BEGIN THE INPUT
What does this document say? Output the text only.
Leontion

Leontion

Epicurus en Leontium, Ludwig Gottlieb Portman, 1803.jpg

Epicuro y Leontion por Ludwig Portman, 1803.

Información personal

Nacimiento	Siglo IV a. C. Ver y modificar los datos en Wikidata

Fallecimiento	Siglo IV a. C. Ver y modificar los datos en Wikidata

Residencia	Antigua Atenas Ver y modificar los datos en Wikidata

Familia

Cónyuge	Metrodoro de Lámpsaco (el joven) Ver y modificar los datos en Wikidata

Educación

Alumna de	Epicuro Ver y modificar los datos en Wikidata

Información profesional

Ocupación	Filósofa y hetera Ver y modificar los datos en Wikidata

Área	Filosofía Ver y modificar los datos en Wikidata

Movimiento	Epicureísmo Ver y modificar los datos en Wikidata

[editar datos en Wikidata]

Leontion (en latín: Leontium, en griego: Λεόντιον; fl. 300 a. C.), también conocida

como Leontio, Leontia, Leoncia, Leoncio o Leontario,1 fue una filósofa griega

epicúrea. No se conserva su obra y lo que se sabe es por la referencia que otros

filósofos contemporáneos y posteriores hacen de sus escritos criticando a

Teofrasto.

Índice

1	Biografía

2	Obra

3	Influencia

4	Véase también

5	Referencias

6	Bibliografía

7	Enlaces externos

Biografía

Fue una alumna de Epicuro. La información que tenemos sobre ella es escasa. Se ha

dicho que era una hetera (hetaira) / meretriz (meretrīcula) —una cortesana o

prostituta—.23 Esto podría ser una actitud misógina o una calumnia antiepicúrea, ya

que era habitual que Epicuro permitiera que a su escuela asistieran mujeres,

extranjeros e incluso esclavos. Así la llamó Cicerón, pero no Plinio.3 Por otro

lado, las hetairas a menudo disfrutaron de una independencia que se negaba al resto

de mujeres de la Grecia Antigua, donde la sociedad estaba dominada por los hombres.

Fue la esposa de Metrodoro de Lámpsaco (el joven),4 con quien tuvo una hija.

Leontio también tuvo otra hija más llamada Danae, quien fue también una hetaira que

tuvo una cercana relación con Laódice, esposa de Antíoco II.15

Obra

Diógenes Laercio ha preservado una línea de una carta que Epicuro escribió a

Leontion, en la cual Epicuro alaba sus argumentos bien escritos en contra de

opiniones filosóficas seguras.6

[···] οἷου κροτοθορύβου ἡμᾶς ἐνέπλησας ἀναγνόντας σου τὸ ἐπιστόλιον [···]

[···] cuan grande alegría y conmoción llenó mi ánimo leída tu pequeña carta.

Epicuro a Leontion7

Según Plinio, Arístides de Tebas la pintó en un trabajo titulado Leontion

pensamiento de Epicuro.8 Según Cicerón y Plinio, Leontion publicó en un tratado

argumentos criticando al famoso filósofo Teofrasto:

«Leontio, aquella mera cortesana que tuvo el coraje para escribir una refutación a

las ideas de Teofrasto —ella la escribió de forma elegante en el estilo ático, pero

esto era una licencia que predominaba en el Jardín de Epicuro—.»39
END THE INPUT
## [PROBLEM TO WORK ON]
The word is "tuvo". Copy every line above where it appears.

## [THE COMPLETED TASK]
Fue la esposa de Metrodoro de Lámpsaco (el joven),4 con quien tuvo una hija.
Leontio también tuvo otra hija más llamada Danae, quien fue también una hetaira que
tuvo una cercana relación con Laódice, esposa de Antíoco II.15
«Leontio, aquella mera cortesana que tuvo el coraje para escribir una refutación a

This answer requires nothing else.